> EXERCISE DESCRIPTION
From the entries that follow, pick out all lines holding "Output".

> RECORD SET
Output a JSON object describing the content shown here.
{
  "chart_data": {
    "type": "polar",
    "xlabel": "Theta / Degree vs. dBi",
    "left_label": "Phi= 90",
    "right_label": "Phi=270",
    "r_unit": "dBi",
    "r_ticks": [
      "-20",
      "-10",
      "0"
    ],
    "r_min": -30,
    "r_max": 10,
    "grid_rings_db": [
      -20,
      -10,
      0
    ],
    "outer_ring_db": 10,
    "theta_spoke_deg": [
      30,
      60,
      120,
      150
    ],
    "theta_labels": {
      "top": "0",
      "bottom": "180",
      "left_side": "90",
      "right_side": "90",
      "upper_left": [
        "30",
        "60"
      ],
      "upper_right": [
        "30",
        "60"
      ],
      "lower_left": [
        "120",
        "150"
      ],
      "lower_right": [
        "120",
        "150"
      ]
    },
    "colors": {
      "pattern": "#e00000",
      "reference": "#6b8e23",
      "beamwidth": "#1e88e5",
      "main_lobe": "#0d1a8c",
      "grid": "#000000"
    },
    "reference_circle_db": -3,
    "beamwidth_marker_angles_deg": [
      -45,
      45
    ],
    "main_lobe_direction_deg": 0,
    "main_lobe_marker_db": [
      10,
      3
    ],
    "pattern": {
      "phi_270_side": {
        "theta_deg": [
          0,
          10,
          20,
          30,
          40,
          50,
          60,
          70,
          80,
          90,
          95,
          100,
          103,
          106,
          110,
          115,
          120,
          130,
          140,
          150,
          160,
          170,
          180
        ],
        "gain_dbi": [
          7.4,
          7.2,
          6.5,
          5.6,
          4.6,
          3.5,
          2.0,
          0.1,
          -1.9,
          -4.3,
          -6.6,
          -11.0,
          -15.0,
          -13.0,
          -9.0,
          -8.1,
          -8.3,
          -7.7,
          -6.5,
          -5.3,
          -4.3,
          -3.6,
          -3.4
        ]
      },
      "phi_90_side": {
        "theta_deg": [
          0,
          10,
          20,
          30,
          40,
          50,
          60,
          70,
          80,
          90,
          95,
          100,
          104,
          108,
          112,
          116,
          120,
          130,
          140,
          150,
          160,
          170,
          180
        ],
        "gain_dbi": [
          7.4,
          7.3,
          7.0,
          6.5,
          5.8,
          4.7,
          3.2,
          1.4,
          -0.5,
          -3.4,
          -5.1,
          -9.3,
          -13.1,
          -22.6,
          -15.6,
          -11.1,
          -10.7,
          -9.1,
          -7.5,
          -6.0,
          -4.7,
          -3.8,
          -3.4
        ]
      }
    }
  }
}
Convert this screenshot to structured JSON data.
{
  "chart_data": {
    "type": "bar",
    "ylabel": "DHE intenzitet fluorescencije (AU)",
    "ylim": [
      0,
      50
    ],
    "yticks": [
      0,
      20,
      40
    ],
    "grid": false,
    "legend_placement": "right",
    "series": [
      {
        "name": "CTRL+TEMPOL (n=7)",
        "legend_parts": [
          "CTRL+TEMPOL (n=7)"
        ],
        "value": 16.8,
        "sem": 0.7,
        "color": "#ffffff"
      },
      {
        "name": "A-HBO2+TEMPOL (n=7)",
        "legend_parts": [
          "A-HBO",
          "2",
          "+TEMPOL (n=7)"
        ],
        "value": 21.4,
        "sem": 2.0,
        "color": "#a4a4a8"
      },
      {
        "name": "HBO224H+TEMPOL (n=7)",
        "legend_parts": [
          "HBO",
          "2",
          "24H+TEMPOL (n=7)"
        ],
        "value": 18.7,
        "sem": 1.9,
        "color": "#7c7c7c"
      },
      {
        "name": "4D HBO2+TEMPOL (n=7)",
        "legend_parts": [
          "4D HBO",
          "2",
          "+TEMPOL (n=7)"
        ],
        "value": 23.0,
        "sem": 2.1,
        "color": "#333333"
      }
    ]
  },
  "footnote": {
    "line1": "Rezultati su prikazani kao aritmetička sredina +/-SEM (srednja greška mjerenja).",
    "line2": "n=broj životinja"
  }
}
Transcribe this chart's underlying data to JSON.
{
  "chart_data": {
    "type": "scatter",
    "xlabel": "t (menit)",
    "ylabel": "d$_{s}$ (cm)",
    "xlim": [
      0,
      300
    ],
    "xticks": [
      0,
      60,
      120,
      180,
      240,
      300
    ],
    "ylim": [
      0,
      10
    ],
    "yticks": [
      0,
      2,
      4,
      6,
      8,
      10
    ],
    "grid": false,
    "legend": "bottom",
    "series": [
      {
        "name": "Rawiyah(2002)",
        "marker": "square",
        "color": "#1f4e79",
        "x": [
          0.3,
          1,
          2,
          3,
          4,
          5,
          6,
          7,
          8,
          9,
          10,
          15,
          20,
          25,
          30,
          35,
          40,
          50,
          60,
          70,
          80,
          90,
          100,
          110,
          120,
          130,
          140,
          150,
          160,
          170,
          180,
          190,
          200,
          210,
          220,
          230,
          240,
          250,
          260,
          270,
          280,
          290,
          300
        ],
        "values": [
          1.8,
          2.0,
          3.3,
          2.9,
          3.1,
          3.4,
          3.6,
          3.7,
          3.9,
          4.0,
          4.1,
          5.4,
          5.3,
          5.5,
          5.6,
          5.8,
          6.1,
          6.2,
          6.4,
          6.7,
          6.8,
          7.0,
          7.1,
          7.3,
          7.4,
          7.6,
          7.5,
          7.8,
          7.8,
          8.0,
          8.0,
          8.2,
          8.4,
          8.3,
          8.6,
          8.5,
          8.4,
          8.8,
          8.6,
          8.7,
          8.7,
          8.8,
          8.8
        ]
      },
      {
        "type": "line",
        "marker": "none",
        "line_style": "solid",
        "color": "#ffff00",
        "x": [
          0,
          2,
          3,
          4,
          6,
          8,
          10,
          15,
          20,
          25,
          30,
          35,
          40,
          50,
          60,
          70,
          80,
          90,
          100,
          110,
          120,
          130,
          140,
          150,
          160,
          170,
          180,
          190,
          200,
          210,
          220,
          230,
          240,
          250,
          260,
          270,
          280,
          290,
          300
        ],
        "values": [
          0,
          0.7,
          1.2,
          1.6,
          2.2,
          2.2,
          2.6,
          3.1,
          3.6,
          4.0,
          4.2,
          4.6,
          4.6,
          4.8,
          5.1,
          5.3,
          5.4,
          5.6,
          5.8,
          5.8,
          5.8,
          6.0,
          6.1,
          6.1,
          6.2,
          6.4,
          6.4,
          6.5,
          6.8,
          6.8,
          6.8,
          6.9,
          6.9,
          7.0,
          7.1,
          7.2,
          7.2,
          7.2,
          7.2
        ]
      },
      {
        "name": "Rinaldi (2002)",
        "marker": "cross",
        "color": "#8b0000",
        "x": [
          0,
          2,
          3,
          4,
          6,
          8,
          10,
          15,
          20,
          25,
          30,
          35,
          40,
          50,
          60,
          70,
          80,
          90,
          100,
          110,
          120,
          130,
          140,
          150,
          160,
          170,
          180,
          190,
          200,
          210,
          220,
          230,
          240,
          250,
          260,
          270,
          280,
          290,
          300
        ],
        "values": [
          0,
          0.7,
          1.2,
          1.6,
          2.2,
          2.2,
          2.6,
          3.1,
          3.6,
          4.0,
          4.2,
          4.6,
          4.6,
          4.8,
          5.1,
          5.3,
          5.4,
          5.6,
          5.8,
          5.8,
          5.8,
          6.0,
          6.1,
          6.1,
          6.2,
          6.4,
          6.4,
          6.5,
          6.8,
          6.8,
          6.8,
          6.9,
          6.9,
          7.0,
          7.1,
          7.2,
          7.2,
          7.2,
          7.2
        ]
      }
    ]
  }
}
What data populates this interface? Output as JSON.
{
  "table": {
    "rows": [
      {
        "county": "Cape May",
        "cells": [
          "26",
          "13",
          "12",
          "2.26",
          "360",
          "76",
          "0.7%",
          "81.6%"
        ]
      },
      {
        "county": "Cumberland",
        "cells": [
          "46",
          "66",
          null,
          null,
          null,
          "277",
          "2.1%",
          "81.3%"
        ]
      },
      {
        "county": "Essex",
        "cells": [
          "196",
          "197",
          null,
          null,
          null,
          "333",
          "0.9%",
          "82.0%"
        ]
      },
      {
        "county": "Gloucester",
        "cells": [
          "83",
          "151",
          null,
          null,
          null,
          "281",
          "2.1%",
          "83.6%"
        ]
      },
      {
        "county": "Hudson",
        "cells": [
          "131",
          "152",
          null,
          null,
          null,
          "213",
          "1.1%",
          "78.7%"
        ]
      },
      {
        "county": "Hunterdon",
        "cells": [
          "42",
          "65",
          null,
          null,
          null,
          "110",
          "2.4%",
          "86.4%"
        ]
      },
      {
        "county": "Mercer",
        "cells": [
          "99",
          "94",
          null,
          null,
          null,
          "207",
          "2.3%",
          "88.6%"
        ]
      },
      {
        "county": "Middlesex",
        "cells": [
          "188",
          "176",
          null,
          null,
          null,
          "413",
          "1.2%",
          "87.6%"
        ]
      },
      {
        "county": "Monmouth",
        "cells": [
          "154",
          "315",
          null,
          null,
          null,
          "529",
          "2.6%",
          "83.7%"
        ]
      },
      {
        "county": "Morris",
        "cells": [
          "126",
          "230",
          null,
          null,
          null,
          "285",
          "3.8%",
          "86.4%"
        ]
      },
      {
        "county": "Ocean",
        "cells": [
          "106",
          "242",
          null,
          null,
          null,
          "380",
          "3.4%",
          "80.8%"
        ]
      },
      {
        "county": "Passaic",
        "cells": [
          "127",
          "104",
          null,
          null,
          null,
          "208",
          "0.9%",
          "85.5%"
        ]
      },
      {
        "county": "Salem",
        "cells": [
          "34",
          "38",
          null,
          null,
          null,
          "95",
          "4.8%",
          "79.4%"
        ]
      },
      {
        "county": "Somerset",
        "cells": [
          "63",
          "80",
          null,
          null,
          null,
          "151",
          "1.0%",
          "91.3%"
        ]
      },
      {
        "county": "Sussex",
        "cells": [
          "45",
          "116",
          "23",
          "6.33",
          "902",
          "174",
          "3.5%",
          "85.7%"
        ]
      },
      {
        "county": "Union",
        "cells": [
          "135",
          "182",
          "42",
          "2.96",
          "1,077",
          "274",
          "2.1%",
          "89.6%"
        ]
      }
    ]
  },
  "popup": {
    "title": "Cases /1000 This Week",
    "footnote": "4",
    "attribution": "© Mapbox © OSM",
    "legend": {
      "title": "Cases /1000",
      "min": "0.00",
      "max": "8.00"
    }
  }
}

> FINISHED ANSWER
Output a JSON object describing the content shown here.
What data populates this interface? Output as JSON.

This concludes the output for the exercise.